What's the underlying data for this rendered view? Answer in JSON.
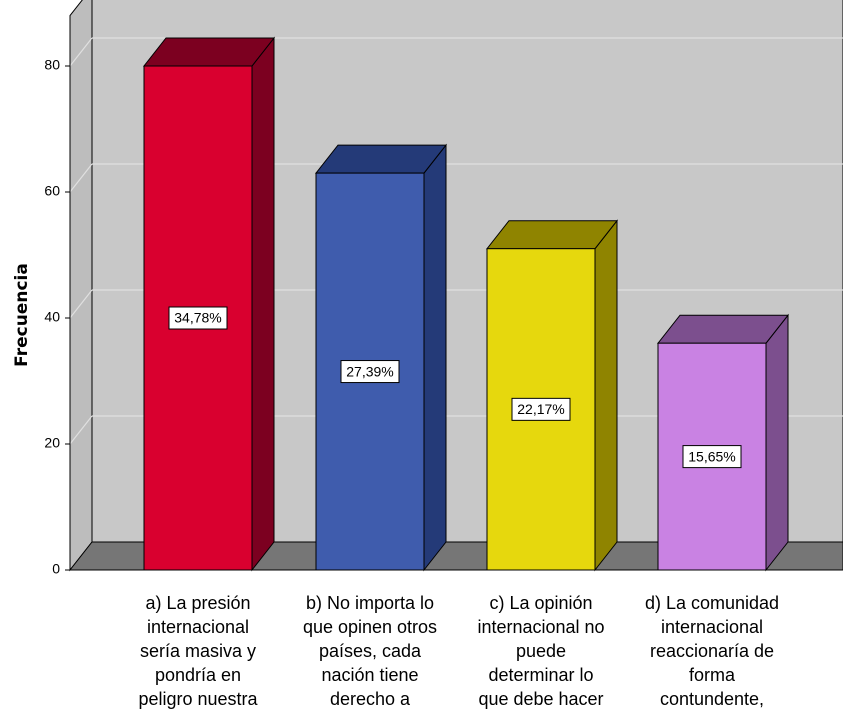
{
  "chart_data": {
    "type": "bar",
    "ylabel": "Frecuencia",
    "xlabel": "",
    "ylim": [
      0,
      80
    ],
    "yticks": [
      0,
      20,
      40,
      60,
      80
    ],
    "grid": true,
    "style": "3d",
    "categories": [
      [
        "a) La presión",
        "internacional",
        "sería masiva y",
        "pondría en",
        "peligro nuestra"
      ],
      [
        "b) No importa lo",
        "que opinen otros",
        "países, cada",
        "nación tiene",
        "derecho a"
      ],
      [
        "c) La opinión",
        "internacional no",
        "puede",
        "determinar lo",
        "que debe hacer"
      ],
      [
        "d) La comunidad",
        "internacional",
        "reaccionaría de",
        "forma",
        "contundente,"
      ]
    ],
    "values": [
      80,
      63,
      51,
      36
    ],
    "data_labels": [
      "34,78%",
      "27,39%",
      "22,17%",
      "15,65%"
    ],
    "colors": [
      {
        "front": "#d9002f",
        "side": "#7c0020",
        "top": "#7c0020"
      },
      {
        "front": "#3f5cad",
        "side": "#243a78",
        "top": "#243a78"
      },
      {
        "front": "#e6d80d",
        "side": "#8f8400",
        "top": "#8f8400"
      },
      {
        "front": "#c982e3",
        "side": "#7c4f8e",
        "top": "#7c4f8e"
      }
    ],
    "plot_background": "#c8c8c8",
    "floor_color": "#767676"
  }
}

☆ ☆ ☆ ☆ ☆ ☆ ☆

* Task goal: Collect the lines of the data that carry the word "side".

* Answer to the exercise:
        "side": "#7c0020",
        "side": "#243a78",
        "side": "#8f8400",
        "side": "#7c4f8e",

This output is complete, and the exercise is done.